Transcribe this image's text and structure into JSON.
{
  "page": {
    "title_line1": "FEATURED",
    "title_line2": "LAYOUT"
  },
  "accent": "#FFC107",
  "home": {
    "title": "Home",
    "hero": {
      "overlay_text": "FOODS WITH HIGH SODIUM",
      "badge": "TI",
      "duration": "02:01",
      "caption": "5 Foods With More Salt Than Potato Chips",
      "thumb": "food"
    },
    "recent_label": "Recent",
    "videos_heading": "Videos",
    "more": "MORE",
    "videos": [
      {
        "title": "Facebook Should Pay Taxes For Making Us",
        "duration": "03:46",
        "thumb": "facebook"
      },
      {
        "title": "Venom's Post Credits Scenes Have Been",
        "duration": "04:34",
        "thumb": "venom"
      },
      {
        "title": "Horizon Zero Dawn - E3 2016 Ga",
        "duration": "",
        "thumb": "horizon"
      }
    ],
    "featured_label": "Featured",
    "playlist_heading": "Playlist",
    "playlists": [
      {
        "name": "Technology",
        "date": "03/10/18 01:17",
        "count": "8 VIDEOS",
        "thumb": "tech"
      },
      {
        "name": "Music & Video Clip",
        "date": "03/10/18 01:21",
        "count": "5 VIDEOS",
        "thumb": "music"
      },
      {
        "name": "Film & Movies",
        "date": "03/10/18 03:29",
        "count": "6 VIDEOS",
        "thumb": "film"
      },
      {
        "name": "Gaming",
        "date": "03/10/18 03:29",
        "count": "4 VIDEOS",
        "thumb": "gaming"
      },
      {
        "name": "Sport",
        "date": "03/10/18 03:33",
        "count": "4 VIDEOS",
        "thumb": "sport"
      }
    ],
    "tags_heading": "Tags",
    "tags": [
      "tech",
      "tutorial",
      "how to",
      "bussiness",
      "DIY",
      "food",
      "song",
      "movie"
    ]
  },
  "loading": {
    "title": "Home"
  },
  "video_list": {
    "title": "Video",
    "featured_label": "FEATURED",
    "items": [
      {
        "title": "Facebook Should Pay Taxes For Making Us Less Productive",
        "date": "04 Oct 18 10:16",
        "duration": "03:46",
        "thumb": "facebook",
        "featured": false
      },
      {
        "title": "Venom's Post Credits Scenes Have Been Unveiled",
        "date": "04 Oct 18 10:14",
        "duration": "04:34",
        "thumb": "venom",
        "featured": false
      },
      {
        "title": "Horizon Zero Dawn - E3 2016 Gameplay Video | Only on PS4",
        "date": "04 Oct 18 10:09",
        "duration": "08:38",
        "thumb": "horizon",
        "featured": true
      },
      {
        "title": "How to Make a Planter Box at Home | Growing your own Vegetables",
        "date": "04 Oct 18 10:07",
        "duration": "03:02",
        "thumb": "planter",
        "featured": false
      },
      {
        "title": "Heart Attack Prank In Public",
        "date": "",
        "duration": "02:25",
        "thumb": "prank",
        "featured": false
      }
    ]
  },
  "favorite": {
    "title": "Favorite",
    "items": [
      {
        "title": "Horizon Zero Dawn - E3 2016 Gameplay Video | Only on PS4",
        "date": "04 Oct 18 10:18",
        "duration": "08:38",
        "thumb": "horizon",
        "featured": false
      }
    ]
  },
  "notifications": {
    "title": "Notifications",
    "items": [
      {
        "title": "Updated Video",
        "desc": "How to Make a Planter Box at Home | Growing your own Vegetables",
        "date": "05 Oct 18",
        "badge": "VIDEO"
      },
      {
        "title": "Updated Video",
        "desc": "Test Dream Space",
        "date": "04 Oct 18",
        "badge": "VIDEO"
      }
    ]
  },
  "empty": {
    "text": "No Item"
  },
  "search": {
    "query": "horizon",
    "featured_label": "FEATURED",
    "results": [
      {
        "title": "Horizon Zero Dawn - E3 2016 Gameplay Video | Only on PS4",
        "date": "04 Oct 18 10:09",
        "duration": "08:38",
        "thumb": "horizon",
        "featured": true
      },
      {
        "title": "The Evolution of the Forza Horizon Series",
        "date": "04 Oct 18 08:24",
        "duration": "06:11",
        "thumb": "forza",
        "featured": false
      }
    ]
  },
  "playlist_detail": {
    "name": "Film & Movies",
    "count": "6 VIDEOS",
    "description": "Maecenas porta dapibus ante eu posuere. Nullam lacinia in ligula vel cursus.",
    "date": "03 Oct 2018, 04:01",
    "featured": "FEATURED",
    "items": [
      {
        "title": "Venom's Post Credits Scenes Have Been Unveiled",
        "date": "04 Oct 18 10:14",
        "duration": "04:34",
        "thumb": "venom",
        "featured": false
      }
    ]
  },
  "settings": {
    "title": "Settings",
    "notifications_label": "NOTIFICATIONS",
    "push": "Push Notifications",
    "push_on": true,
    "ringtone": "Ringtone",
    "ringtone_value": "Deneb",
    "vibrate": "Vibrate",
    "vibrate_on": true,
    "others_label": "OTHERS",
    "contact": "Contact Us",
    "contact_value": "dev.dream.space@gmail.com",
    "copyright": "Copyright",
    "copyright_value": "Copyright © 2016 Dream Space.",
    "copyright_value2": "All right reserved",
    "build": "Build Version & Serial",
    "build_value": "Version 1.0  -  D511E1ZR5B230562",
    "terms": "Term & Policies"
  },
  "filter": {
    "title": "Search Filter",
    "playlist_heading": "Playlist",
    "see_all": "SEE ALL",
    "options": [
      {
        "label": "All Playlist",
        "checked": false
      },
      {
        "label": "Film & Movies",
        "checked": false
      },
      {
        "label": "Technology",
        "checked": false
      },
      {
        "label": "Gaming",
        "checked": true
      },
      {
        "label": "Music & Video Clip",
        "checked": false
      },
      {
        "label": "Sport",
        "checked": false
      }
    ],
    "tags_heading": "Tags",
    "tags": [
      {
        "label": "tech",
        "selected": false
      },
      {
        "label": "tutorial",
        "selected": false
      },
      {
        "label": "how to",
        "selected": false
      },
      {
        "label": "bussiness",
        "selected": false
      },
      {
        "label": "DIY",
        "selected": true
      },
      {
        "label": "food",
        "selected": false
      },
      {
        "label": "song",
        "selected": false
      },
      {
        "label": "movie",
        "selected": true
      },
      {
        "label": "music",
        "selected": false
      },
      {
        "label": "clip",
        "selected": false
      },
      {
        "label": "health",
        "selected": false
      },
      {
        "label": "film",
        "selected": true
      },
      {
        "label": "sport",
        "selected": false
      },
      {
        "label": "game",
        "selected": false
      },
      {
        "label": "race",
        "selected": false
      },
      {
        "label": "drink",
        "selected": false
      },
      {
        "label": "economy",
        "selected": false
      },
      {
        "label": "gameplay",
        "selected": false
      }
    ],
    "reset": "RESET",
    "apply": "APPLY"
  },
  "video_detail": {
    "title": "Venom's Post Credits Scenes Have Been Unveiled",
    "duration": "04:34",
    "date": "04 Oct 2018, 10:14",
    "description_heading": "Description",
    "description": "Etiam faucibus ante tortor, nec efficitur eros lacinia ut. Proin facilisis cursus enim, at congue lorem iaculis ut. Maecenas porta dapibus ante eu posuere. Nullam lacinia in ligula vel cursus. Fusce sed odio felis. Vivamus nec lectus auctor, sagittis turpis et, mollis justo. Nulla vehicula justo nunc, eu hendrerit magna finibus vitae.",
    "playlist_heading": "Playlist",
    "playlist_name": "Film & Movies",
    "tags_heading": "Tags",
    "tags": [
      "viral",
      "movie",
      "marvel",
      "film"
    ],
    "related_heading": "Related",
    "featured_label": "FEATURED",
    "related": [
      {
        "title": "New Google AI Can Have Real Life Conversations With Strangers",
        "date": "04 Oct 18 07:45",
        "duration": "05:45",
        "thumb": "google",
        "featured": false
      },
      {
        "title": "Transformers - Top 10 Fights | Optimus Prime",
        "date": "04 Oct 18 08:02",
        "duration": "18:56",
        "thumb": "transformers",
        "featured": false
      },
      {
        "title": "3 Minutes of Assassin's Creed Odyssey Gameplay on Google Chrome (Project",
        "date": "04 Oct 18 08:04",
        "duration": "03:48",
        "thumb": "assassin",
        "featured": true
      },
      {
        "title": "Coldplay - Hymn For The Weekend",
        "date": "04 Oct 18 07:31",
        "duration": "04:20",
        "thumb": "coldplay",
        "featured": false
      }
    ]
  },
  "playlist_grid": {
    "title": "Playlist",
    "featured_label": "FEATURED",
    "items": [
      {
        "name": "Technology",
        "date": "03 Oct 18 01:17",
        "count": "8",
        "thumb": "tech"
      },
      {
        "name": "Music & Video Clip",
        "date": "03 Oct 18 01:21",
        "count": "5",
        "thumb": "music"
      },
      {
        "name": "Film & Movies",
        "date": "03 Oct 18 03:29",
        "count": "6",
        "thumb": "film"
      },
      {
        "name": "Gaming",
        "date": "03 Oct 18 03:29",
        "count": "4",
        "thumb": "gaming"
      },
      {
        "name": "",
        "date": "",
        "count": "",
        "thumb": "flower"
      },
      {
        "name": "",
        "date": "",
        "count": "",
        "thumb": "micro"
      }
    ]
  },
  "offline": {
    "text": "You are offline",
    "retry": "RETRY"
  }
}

§

• _Task to carry out_
Look through the material above for the string "cursus" and copy each line that has it.

• _Problem solution_
    "description": "Maecenas porta dapibus ante eu posuere. Nullam lacinia in ligula vel cursus.",
    "description": "Etiam faucibus ante tortor, nec efficitur eros lacinia ut. Proin facilisis cursus enim, at congue lorem iaculis ut. Maecenas porta dapibus ante eu posuere. Nullam lacinia in ligula vel cursus. Fusce sed odio felis. Vivamus nec lectus auctor, sagittis turpis et, mollis justo. Nulla vehicula justo nunc, eu hendrerit magna finibus vitae.",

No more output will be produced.